━━━ Record extracts
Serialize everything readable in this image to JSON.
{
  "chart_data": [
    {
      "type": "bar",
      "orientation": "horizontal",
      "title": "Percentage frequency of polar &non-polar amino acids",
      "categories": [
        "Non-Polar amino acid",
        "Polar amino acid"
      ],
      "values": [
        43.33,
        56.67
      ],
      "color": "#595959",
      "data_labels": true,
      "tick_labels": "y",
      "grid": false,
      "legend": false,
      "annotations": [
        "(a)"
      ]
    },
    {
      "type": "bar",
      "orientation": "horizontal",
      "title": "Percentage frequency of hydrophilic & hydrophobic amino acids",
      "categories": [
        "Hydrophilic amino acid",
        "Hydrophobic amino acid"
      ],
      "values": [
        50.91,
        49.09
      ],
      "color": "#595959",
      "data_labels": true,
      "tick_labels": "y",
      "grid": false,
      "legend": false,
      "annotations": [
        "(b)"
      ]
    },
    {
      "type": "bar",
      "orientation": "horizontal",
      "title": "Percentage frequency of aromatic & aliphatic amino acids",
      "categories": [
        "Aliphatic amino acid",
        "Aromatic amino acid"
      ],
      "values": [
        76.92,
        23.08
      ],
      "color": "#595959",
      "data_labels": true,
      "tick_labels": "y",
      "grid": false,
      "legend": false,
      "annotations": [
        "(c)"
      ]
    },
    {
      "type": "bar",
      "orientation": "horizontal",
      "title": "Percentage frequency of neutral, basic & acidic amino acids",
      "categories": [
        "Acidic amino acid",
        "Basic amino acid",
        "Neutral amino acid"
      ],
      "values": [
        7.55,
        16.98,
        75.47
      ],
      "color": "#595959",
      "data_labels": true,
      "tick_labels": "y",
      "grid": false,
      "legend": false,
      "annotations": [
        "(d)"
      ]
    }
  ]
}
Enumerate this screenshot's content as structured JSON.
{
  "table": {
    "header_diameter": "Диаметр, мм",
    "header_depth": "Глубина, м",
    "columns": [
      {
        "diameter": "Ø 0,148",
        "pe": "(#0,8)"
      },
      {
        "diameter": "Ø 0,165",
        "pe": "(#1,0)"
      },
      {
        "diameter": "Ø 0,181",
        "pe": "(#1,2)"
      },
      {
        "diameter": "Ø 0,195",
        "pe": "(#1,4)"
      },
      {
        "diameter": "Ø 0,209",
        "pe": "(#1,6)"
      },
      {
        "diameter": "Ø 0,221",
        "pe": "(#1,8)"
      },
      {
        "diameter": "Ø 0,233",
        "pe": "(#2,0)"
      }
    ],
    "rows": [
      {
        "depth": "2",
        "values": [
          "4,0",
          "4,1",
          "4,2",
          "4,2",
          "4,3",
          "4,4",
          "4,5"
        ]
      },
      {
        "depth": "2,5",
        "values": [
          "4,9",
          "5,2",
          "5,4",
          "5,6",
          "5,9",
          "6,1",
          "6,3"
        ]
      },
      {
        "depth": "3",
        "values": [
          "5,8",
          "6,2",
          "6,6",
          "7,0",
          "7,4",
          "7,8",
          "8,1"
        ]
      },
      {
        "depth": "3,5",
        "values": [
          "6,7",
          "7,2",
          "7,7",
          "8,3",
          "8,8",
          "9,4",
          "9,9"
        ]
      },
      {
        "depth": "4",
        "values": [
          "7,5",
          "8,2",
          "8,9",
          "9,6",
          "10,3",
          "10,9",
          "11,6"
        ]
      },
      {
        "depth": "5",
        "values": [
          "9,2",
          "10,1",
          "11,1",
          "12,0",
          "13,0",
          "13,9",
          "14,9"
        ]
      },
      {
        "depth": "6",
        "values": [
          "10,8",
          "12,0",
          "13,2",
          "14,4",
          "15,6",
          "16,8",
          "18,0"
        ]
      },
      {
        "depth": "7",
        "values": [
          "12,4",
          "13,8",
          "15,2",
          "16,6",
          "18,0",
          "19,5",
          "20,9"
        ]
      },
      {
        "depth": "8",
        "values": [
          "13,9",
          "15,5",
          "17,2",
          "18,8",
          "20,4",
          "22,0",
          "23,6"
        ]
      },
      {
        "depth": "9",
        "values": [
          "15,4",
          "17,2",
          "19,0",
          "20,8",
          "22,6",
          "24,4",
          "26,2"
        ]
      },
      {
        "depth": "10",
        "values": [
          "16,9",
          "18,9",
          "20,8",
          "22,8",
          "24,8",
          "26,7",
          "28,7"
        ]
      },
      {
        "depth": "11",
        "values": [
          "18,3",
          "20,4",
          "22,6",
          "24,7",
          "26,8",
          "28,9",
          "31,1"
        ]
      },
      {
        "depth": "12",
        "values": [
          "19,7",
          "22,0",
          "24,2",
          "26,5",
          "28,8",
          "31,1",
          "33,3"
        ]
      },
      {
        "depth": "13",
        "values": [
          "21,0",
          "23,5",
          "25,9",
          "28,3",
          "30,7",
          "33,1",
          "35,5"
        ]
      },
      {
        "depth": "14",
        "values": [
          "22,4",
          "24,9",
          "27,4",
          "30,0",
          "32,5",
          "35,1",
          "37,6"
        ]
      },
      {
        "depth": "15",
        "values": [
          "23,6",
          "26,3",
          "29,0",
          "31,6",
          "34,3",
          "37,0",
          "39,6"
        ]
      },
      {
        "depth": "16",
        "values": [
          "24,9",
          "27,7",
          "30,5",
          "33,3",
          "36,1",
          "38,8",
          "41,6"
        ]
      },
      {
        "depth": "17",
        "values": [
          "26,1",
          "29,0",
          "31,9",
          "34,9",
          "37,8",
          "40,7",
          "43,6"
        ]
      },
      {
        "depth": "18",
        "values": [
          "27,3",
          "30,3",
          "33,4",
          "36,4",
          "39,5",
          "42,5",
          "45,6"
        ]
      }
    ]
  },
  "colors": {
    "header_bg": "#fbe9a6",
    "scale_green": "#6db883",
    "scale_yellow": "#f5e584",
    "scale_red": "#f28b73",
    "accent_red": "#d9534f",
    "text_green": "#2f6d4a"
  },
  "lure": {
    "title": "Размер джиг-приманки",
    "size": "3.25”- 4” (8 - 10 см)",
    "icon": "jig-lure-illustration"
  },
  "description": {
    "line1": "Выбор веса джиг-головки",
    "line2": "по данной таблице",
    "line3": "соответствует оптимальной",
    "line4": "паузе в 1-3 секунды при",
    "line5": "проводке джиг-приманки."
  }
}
━━━━━━
Your task is to gather every line with the word "приманки" and copy it.

__Response to the task__.
    "title": "Размер джиг-приманки",
    "line5": "проводке джиг-приманки."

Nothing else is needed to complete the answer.